■ **WRITTEN EXERCISE**: Output every line below without omitting or altering anything.

■ **AVAILABLE DATA**:
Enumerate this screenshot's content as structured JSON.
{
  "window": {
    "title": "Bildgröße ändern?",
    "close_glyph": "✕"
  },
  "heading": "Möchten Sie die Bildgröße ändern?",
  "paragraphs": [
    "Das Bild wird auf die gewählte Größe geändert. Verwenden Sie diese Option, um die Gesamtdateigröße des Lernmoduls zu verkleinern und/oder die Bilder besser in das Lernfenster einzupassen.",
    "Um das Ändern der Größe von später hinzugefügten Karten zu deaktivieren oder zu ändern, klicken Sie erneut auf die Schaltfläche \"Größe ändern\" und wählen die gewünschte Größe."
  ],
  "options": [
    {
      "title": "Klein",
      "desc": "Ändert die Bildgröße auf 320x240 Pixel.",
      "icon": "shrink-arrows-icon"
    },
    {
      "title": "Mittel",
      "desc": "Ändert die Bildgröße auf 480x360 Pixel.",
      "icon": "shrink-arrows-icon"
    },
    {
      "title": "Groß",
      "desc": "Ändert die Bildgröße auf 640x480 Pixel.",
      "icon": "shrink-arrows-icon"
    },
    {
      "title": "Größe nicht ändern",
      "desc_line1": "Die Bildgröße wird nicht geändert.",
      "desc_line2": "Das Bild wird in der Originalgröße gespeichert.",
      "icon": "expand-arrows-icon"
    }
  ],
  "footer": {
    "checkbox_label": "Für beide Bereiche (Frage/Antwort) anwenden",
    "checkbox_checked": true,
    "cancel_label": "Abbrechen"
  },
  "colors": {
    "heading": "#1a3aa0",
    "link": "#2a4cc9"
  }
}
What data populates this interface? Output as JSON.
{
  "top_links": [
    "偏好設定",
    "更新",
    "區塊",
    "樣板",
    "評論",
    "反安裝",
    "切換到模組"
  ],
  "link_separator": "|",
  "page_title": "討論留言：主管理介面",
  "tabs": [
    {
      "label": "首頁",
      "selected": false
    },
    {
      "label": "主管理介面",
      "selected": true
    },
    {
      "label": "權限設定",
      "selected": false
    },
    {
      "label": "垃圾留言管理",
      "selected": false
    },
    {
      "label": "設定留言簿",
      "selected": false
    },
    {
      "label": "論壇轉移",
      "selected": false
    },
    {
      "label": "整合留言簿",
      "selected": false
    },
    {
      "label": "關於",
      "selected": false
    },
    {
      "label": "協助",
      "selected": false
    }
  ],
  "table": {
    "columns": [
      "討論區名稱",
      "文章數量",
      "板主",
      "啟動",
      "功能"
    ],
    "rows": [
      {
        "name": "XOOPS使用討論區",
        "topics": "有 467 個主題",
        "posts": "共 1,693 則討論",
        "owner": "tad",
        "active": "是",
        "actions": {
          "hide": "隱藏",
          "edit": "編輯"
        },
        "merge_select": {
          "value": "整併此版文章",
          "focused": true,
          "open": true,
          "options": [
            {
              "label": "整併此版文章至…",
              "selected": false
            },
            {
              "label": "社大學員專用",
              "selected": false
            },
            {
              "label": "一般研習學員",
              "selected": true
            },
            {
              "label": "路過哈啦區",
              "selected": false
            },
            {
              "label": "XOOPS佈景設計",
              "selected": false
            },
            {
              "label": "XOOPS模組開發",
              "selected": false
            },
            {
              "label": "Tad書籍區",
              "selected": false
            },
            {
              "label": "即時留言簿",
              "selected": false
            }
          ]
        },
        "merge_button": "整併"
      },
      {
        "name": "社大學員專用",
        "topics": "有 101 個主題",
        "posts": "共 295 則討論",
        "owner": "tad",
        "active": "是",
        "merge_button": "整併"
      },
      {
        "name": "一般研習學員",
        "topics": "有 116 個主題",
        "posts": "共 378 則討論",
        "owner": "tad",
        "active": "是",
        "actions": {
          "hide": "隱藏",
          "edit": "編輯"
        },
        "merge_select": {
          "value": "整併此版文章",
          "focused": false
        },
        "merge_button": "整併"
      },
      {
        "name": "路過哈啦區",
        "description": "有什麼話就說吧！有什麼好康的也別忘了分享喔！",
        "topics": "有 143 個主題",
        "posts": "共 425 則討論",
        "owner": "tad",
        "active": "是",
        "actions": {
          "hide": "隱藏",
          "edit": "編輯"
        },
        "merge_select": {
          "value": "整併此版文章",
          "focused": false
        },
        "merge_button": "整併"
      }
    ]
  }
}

■ **REPLY**:
Enumerate this screenshot's content as structured JSON.
{
  "window": {
    "title": "Bildgröße ändern?",
    "close_glyph": "✕"
  },
  "heading": "Möchten Sie die Bildgröße ändern?",
  "paragraphs": [
    "Das Bild wird auf die gewählte Größe geändert. Verwenden Sie diese Option, um die Gesamtdateigröße des Lernmoduls zu verkleinern und/oder die Bilder besser in das Lernfenster einzupassen.",
    "Um das Ändern der Größe von später hinzugefügten Karten zu deaktivieren oder zu ändern, klicken Sie erneut auf die Schaltfläche \"Größe ändern\" und wählen die gewünschte Größe."
  ],
  "options": [
    {
      "title": "Klein",
      "desc": "Ändert die Bildgröße auf 320x240 Pixel.",
      "icon": "shrink-arrows-icon"
    },
    {
      "title": "Mittel",
      "desc": "Ändert die Bildgröße auf 480x360 Pixel.",
      "icon": "shrink-arrows-icon"
    },
    {
      "title": "Groß",
      "desc": "Ändert die Bildgröße auf 640x480 Pixel.",
      "icon": "shrink-arrows-icon"
    },
    {
      "title": "Größe nicht ändern",
      "desc_line1": "Die Bildgröße wird nicht geändert.",
      "desc_line2": "Das Bild wird in der Originalgröße gespeichert.",
      "icon": "expand-arrows-icon"
    }
  ],
  "footer": {
    "checkbox_label": "Für beide Bereiche (Frage/Antwort) anwenden",
    "checkbox_checked": true,
    "cancel_label": "Abbrechen"
  },
  "colors": {
    "heading": "#1a3aa0",
    "link": "#2a4cc9"
  }
}
What data populates this interface? Output as JSON.
{
  "top_links": [
    "偏好設定",
    "更新",
    "區塊",
    "樣板",
    "評論",
    "反安裝",
    "切換到模組"
  ],
  "link_separator": "|",
  "page_title": "討論留言：主管理介面",
  "tabs": [
    {
      "label": "首頁",
      "selected": false
    },
    {
      "label": "主管理介面",
      "selected": true
    },
    {
      "label": "權限設定",
      "selected": false
    },
    {
      "label": "垃圾留言管理",
      "selected": false
    },
    {
      "label": "設定留言簿",
      "selected": false
    },
    {
      "label": "論壇轉移",
      "selected": false
    },
    {
      "label": "整合留言簿",
      "selected": false
    },
    {
      "label": "關於",
      "selected": false
    },
    {
      "label": "協助",
      "selected": false
    }
  ],
  "table": {
    "columns": [
      "討論區名稱",
      "文章數量",
      "板主",
      "啟動",
      "功能"
    ],
    "rows": [
      {
        "name": "XOOPS使用討論區",
        "topics": "有 467 個主題",
        "posts": "共 1,693 則討論",
        "owner": "tad",
        "active": "是",
        "actions": {
          "hide": "隱藏",
          "edit": "編輯"
        },
        "merge_select": {
          "value": "整併此版文章",
          "focused": true,
          "open": true,
          "options": [
            {
              "label": "整併此版文章至…",
              "selected": false
            },
            {
              "label": "社大學員專用",
              "selected": false
            },
            {
              "label": "一般研習學員",
              "selected": true
            },
            {
              "label": "路過哈啦區",
              "selected": false
            },
            {
              "label": "XOOPS佈景設計",
              "selected": false
            },
            {
              "label": "XOOPS模組開發",
              "selected": false
            },
            {
              "label": "Tad書籍區",
              "selected": false
            },
            {
              "label": "即時留言簿",
              "selected": false
            }
          ]
        },
        "merge_button": "整併"
      },
      {
        "name": "社大學員專用",
        "topics": "有 101 個主題",
        "posts": "共 295 則討論",
        "owner": "tad",
        "active": "是",
        "merge_button": "整併"
      },
      {
        "name": "一般研習學員",
        "topics": "有 116 個主題",
        "posts": "共 378 則討論",
        "owner": "tad",
        "active": "是",
        "actions": {
          "hide": "隱藏",
          "edit": "編輯"
        },
        "merge_select": {
          "value": "整併此版文章",
          "focused": false
        },
        "merge_button": "整併"
      },
      {
        "name": "路過哈啦區",
        "description": "有什麼話就說吧！有什麼好康的也別忘了分享喔！",
        "topics": "有 143 個主題",
        "posts": "共 425 則討論",
        "owner": "tad",
        "active": "是",
        "actions": {
          "hide": "隱藏",
          "edit": "編輯"
        },
        "merge_select": {
          "value": "整併此版文章",
          "focused": false
        },
        "merge_button": "整併"
      }
    ]
  }
}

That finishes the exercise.